▶ _THE PROBLEM_: What lines of the data hold the string "obyekti"? Pull each one out.

### RECORDS SHOWN ###

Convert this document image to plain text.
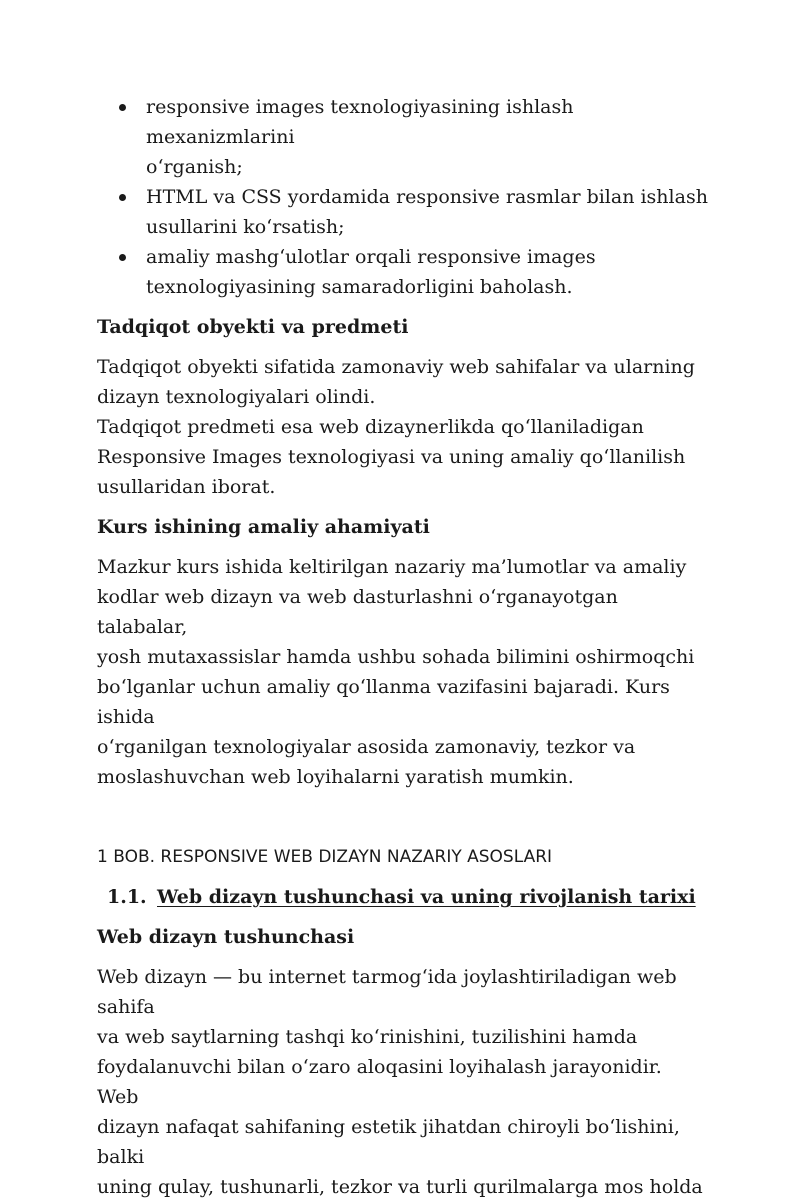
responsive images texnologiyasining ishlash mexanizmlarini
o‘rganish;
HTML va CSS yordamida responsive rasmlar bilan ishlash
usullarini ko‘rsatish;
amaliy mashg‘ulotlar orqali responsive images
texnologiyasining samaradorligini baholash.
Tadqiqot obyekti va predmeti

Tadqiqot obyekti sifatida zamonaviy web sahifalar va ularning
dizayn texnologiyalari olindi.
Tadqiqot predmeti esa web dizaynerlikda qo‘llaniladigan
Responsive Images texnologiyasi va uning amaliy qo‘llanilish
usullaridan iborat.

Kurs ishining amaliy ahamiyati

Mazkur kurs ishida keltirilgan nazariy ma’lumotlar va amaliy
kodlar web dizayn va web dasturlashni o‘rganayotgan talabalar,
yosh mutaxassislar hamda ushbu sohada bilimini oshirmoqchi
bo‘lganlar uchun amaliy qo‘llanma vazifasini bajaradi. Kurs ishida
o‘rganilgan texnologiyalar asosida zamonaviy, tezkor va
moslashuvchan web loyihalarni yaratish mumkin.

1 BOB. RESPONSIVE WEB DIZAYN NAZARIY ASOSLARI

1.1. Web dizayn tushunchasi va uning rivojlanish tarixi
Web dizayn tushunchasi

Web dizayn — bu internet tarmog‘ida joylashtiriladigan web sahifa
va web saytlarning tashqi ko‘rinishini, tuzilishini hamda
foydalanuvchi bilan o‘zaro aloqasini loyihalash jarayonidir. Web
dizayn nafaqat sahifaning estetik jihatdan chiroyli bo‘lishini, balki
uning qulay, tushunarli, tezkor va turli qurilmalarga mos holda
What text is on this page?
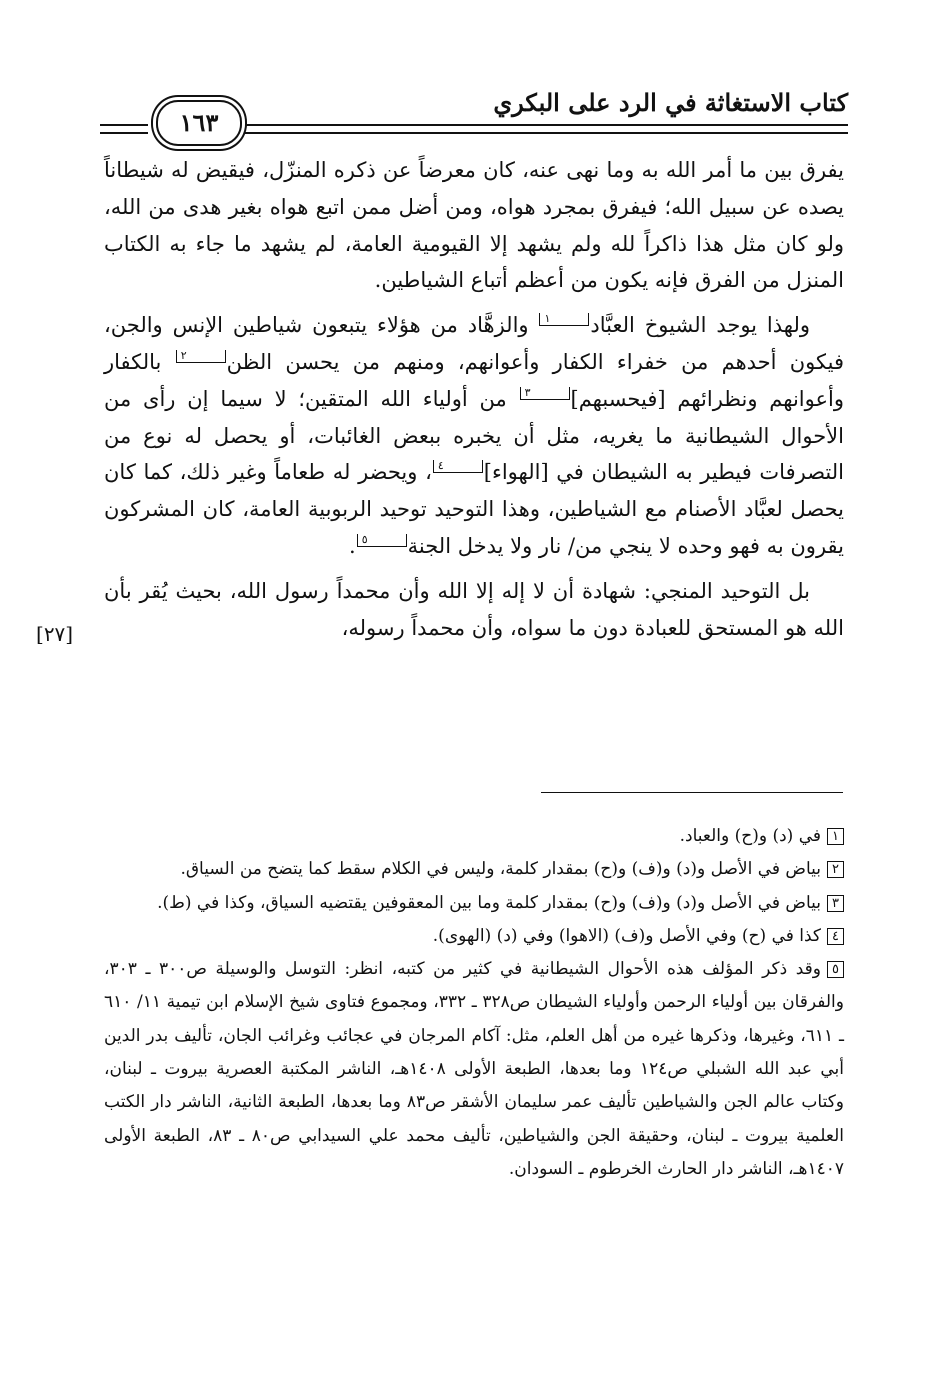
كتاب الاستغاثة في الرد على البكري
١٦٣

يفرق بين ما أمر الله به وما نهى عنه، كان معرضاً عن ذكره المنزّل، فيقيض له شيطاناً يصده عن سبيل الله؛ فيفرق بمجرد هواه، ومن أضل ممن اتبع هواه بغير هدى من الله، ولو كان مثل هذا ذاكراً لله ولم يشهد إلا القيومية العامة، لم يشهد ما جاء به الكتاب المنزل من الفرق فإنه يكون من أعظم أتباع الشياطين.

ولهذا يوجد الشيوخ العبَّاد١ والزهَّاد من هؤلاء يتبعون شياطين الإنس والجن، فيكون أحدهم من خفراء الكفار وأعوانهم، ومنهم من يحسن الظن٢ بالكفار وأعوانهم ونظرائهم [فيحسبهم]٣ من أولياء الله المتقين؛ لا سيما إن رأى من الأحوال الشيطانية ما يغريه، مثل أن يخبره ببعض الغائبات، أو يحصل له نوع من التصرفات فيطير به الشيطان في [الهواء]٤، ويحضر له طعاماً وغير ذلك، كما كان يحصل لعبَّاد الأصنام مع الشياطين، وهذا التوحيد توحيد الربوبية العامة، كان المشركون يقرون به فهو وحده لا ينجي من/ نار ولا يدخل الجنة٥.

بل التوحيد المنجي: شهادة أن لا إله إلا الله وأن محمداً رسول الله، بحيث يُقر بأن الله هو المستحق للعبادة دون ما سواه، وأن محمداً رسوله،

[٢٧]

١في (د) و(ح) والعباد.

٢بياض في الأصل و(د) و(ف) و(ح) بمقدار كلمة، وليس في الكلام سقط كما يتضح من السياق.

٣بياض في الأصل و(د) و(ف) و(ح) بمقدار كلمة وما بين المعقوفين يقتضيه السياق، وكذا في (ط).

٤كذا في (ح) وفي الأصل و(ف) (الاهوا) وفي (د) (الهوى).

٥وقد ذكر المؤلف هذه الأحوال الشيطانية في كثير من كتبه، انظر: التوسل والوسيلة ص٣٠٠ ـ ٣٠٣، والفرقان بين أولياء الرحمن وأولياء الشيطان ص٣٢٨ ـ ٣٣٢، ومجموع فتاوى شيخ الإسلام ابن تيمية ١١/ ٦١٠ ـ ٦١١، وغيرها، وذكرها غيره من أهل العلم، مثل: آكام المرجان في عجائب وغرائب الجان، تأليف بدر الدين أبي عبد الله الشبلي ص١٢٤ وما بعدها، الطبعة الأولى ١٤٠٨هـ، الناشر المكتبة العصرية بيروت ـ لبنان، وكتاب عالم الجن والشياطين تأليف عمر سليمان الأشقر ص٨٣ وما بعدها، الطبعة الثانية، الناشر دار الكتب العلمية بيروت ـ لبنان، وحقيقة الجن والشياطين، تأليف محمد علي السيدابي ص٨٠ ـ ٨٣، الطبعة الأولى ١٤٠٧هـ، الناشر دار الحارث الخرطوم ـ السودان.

###

▶ _ANSWER TO THIS TASK_:
Tadqiqot obyekti va predmeti
Tadqiqot obyekti sifatida zamonaviy web sahifalar va ularning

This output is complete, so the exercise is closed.